§ Exercise data
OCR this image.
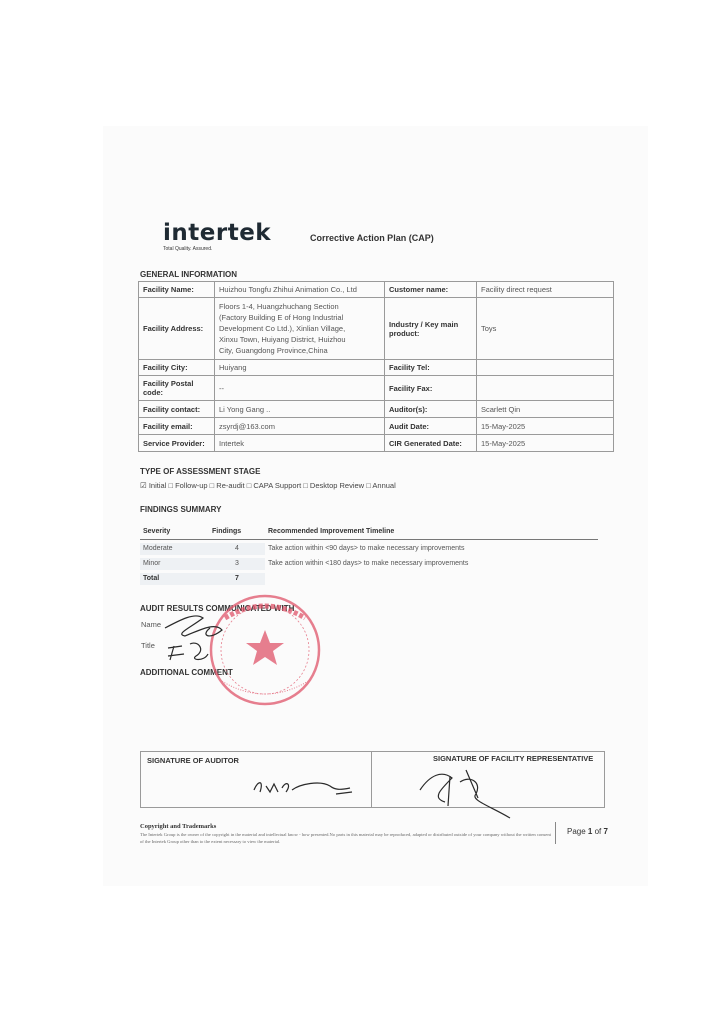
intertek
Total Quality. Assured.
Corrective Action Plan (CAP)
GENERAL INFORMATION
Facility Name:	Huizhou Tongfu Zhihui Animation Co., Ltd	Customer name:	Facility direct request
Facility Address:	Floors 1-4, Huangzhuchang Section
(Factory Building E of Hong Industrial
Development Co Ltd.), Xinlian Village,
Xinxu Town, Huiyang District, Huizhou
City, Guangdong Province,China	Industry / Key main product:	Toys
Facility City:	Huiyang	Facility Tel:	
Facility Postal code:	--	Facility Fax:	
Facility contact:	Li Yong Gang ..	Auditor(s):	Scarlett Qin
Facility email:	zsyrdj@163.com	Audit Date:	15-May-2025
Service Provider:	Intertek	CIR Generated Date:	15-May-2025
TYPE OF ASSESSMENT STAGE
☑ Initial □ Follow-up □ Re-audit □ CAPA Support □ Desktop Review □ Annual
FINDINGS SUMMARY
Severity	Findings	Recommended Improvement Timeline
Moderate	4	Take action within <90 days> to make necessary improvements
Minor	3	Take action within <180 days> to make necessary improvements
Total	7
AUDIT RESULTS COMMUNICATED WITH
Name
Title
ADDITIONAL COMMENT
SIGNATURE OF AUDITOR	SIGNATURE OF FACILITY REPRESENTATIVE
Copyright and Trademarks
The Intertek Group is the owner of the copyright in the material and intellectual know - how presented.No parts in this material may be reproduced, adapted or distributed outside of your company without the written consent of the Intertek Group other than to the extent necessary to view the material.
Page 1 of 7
--
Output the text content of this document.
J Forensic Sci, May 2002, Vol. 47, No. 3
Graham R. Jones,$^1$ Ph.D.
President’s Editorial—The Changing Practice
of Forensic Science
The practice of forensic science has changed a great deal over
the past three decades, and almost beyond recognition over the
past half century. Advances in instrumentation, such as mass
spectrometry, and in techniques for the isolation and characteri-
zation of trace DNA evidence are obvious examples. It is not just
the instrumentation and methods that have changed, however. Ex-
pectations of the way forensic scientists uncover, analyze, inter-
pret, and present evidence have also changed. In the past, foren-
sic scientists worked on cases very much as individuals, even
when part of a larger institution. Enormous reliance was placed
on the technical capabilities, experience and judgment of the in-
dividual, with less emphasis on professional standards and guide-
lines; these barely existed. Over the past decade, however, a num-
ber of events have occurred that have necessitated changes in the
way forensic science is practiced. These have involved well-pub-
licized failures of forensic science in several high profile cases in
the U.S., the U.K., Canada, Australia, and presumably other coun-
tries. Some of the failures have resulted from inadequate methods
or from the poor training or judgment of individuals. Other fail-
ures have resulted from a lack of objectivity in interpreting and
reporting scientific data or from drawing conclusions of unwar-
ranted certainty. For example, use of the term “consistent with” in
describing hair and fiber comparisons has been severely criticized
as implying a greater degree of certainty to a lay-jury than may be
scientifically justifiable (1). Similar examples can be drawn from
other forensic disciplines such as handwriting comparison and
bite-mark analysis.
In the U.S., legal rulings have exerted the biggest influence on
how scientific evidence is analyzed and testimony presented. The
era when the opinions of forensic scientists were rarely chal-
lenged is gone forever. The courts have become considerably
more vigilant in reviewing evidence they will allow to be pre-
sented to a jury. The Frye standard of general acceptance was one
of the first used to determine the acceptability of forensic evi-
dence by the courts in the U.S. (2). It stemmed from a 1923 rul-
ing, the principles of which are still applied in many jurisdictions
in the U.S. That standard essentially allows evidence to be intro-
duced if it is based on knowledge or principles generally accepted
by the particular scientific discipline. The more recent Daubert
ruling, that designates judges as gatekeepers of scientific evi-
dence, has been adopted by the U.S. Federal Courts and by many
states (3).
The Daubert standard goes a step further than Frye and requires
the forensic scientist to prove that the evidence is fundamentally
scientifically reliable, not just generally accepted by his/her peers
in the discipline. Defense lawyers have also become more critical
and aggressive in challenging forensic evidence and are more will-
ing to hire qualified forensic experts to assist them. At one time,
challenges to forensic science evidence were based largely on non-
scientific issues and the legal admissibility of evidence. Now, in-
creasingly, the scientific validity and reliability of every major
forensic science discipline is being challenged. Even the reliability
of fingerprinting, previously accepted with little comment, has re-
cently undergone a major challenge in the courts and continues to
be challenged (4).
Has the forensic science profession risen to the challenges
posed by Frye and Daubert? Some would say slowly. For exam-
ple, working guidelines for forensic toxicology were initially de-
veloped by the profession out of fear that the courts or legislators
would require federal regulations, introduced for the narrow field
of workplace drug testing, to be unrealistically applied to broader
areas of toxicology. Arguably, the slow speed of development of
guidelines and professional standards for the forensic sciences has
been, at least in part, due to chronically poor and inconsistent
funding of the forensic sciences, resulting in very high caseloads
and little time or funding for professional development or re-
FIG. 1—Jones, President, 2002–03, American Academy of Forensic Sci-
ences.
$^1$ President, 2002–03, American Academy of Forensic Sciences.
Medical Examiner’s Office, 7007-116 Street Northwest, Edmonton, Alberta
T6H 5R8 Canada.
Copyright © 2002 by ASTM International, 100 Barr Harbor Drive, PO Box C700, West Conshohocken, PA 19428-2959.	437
---
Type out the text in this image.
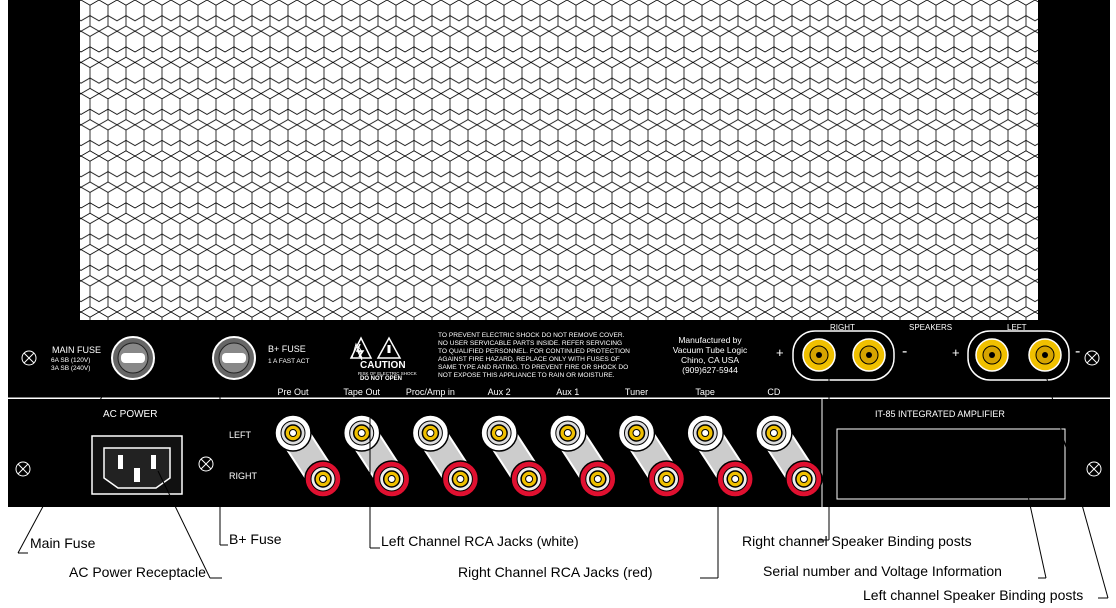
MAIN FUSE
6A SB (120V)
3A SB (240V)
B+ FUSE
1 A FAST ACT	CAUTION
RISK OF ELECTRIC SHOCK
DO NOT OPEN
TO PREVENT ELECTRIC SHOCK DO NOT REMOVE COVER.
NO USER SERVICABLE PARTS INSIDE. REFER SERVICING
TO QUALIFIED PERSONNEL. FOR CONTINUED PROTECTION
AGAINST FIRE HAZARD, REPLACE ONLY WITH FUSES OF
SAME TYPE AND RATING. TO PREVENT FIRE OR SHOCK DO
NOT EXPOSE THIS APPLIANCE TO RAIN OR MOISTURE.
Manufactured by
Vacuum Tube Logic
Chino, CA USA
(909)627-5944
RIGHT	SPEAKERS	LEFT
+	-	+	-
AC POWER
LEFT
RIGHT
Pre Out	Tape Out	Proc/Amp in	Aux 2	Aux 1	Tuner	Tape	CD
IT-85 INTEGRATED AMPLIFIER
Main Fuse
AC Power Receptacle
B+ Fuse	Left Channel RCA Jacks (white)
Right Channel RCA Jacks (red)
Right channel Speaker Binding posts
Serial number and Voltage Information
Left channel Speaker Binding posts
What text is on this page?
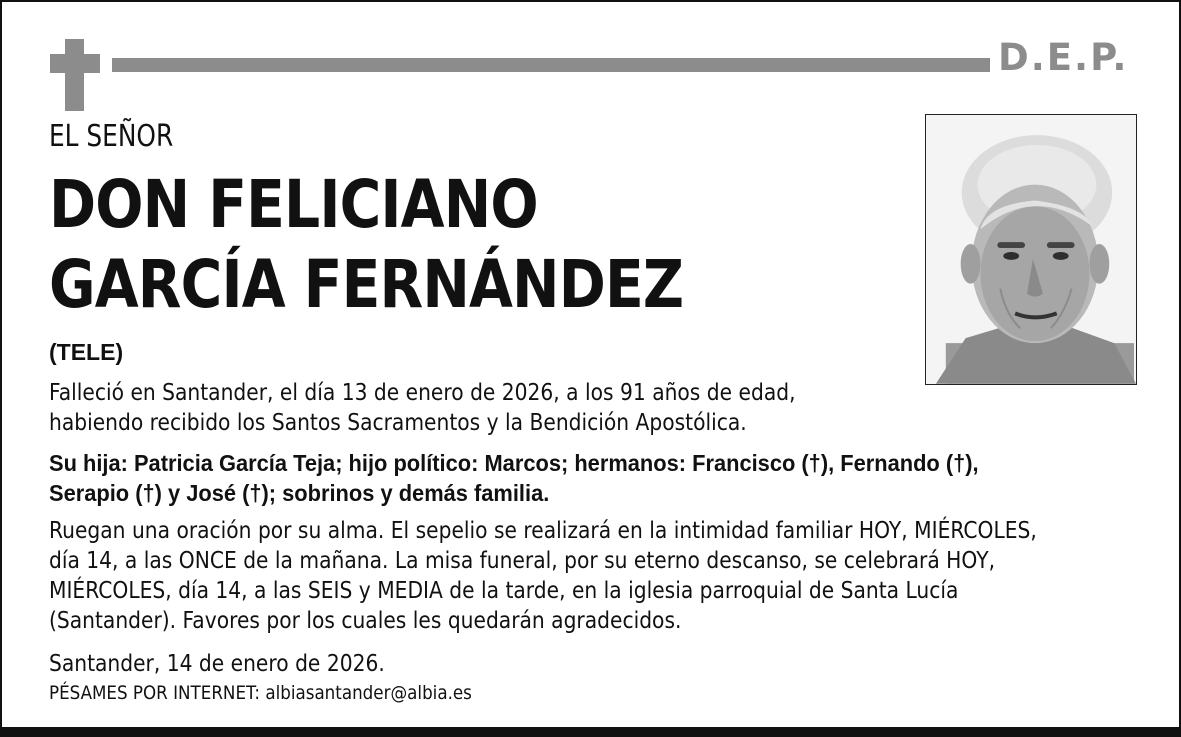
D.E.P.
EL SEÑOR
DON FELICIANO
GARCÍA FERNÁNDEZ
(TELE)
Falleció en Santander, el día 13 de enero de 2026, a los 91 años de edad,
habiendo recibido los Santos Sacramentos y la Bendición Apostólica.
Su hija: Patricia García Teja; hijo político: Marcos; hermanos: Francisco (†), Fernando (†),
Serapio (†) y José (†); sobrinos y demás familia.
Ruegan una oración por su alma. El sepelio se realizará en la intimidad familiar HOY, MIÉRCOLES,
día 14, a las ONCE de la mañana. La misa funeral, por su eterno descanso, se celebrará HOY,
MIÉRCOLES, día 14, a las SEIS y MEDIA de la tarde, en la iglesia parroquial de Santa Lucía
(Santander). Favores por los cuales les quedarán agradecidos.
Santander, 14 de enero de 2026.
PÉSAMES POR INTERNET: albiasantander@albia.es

§ Written task
Extract every line from the records above that contains the word "Academy".

§ Exercise result
FIG. 1—Jones, President, 2002–03, American Academy of Forensic Sci-
$^1$ President, 2002–03, American Academy of Forensic Sciences.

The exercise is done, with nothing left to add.